Figure dataset records
======
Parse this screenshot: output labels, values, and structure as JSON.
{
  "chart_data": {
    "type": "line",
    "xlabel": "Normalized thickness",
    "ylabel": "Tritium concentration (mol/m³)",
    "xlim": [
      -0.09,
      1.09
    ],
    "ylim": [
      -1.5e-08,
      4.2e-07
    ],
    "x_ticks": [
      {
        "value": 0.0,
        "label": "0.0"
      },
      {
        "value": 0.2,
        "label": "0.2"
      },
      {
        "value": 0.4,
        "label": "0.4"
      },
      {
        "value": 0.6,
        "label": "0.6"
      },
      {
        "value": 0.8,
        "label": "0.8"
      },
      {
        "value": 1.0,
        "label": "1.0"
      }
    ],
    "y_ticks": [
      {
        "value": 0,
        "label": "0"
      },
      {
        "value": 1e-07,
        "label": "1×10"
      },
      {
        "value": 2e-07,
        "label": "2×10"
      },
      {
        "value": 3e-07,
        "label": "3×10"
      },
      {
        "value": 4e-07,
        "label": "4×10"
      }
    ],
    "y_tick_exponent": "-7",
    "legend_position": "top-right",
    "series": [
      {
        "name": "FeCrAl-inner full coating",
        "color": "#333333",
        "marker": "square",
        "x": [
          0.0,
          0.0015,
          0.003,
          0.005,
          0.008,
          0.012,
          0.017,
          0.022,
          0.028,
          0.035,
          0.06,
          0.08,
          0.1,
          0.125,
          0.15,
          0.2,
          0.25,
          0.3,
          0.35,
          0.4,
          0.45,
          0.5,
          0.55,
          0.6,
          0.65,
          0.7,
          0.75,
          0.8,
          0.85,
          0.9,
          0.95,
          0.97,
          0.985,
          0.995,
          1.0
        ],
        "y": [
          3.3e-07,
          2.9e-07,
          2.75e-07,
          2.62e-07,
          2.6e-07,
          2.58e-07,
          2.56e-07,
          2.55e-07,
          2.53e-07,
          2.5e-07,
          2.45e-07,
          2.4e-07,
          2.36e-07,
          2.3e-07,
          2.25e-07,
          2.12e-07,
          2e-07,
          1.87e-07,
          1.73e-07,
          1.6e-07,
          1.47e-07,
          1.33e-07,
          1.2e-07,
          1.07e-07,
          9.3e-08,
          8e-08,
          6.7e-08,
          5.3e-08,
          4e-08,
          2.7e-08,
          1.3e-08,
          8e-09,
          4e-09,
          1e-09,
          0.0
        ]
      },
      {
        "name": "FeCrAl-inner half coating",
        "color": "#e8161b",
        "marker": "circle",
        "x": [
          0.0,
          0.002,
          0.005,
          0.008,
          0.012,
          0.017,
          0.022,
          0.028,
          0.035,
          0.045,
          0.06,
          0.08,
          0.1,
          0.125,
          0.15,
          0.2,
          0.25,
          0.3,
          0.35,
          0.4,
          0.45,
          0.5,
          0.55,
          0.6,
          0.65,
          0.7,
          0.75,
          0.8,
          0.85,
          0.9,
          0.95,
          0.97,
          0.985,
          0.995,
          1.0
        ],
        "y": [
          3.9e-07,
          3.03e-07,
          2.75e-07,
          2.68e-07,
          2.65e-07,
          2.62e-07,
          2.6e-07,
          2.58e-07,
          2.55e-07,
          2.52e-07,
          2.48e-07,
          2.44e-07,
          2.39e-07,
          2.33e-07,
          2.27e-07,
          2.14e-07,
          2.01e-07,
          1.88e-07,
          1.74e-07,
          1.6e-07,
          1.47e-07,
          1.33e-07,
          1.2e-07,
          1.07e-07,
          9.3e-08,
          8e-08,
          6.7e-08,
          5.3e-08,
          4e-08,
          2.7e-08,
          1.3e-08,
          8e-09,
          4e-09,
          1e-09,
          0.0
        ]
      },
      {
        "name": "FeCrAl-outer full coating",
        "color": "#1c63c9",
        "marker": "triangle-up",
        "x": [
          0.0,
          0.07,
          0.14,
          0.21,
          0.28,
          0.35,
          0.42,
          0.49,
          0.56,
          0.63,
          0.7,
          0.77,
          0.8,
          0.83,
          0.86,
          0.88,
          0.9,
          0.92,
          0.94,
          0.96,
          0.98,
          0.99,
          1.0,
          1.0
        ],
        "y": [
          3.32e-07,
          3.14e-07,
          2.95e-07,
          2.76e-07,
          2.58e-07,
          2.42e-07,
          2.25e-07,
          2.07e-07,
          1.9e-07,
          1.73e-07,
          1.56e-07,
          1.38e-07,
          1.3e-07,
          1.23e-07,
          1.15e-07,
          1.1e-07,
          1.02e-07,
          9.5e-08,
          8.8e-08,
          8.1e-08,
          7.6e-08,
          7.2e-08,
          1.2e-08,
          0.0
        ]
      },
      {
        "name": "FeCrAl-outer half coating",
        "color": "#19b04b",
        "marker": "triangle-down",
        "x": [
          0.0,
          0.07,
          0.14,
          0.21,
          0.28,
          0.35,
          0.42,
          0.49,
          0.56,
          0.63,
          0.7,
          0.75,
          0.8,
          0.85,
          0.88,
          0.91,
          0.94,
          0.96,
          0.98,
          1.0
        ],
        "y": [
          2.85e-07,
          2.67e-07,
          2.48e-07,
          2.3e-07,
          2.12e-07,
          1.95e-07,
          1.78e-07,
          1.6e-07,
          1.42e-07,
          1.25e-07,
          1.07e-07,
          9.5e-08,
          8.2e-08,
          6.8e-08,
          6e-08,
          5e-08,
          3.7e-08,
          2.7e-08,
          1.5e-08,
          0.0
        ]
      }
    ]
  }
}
======
- _WORK INSTRUCTIONS_: Collect each line above holding the string "name".

- _EXERCISE RESULT_:
        "name": "FeCrAl-inner full coating",
        "name": "FeCrAl-inner half coating",
        "name": "FeCrAl-outer full coating",
        "name": "FeCrAl-outer half coating",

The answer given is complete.